Select every line holding the word "marker" and copy it.

---------------

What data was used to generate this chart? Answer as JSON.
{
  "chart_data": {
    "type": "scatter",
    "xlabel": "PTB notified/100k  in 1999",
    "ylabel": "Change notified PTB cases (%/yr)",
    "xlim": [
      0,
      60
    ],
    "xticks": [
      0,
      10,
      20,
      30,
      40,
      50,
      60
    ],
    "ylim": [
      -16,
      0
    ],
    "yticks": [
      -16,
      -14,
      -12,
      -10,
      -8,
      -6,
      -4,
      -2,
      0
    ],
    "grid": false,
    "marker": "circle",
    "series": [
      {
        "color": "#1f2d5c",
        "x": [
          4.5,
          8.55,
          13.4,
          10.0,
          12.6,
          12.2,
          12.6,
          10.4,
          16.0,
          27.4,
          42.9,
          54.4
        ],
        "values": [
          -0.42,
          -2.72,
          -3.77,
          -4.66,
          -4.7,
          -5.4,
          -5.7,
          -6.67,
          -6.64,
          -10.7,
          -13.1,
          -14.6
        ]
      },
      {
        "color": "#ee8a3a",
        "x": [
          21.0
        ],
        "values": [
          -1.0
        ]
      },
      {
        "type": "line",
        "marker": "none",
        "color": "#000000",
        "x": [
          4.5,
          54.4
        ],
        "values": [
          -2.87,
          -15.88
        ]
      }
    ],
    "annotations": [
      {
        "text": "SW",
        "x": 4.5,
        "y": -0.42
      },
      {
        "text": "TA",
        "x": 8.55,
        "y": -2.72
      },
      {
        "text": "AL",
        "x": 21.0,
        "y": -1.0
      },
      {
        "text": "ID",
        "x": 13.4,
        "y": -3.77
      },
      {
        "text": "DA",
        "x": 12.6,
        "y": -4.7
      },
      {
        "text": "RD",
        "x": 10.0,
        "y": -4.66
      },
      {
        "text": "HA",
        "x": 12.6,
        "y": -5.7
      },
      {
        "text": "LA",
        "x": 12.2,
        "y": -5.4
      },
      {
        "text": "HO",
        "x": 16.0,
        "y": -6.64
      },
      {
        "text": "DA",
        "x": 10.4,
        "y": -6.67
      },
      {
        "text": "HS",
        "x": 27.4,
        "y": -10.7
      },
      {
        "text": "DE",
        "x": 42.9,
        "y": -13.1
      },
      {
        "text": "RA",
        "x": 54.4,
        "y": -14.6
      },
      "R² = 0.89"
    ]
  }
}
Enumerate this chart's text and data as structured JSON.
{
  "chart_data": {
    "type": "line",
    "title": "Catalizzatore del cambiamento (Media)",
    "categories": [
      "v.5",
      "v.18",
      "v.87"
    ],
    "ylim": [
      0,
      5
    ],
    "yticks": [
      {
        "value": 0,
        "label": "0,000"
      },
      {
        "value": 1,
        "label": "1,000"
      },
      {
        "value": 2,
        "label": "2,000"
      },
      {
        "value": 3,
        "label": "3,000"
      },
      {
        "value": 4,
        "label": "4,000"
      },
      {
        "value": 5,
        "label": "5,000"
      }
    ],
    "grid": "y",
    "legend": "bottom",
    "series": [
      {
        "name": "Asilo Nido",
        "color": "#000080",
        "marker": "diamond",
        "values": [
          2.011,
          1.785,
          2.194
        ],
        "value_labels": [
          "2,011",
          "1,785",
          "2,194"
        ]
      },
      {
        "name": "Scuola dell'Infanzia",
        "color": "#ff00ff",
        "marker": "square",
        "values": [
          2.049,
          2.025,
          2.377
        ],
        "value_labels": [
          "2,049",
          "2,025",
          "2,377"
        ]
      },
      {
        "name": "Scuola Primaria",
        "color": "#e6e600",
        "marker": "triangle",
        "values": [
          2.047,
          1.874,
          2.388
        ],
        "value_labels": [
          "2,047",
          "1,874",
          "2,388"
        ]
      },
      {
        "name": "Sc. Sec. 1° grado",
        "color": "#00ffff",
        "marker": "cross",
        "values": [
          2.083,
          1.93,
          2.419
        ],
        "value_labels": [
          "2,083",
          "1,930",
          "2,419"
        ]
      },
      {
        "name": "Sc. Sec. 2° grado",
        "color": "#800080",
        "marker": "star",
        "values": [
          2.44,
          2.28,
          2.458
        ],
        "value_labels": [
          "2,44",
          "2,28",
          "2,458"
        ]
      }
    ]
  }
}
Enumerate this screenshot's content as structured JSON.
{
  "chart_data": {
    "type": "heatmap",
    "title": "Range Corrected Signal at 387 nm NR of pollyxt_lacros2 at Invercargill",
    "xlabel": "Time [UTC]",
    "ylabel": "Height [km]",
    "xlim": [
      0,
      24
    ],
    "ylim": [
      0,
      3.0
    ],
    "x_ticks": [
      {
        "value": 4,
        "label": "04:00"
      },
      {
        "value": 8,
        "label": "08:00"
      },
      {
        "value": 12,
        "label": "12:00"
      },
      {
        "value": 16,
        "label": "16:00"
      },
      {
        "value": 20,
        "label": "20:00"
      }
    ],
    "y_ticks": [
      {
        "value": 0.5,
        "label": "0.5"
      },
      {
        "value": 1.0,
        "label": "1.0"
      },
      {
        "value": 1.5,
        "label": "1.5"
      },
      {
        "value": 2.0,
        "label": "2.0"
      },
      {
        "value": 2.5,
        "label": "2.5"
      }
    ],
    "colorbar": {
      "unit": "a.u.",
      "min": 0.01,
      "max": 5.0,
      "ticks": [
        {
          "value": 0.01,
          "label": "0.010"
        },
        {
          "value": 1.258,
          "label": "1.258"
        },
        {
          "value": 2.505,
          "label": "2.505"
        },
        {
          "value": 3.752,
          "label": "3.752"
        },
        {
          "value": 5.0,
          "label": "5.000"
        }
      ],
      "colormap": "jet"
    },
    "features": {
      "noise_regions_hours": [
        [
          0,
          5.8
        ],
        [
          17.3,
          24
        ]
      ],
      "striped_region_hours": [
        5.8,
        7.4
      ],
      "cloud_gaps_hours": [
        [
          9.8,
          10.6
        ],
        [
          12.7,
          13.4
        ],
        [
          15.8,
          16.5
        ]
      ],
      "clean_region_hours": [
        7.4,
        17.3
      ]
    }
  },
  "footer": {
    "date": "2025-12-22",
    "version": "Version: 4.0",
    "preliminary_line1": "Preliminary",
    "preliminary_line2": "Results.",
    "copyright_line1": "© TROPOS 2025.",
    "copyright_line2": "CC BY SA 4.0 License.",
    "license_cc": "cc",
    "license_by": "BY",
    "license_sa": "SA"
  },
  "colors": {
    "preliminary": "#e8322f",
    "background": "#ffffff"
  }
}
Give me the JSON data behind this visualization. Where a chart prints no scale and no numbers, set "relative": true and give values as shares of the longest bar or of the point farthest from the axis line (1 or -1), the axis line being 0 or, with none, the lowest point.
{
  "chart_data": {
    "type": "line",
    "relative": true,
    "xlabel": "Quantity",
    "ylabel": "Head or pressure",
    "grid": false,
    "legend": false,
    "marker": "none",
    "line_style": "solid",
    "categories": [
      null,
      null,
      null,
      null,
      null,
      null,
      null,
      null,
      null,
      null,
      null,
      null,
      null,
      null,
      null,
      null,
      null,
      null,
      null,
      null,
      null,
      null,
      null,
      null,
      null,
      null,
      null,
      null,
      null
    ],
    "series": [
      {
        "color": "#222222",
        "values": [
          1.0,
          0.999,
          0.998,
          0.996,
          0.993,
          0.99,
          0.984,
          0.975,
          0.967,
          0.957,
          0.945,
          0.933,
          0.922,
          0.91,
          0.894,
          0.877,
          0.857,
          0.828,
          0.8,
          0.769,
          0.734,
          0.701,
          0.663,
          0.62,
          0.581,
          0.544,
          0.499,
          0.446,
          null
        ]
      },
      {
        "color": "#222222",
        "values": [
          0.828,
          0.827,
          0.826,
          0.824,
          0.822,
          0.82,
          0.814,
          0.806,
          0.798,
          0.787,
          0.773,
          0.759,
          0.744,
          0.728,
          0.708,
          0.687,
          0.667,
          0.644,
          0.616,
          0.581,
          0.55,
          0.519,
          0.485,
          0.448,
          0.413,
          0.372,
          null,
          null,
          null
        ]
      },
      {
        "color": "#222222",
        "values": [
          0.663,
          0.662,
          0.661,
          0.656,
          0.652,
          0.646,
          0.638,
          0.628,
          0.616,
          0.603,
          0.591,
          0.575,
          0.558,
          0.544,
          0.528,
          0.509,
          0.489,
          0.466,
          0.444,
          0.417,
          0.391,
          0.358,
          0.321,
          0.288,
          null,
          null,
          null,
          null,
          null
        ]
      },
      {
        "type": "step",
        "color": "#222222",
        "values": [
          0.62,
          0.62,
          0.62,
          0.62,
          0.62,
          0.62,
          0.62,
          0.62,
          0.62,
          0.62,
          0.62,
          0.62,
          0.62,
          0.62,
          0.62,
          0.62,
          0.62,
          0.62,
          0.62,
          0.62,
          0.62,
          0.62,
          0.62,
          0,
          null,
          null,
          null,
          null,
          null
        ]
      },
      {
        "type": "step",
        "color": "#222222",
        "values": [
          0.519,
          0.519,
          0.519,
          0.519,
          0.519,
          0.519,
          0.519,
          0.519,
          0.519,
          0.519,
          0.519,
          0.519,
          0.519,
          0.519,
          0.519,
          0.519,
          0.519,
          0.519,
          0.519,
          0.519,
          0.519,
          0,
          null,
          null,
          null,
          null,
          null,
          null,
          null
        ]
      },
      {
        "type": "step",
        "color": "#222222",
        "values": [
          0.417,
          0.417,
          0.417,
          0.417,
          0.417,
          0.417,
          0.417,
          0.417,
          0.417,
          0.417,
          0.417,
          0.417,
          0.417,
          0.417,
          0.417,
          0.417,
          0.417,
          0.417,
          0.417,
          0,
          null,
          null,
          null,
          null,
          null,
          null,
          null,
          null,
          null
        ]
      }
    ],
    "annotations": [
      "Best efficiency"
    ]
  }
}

---------------

* **COMPLETE RESPONSE**
    "marker": "circle",
        "marker": "none",
        "marker": "diamond",
        "marker": "square",
        "marker": "triangle",
        "marker": "cross",
        "marker": "star",
    "marker": "none",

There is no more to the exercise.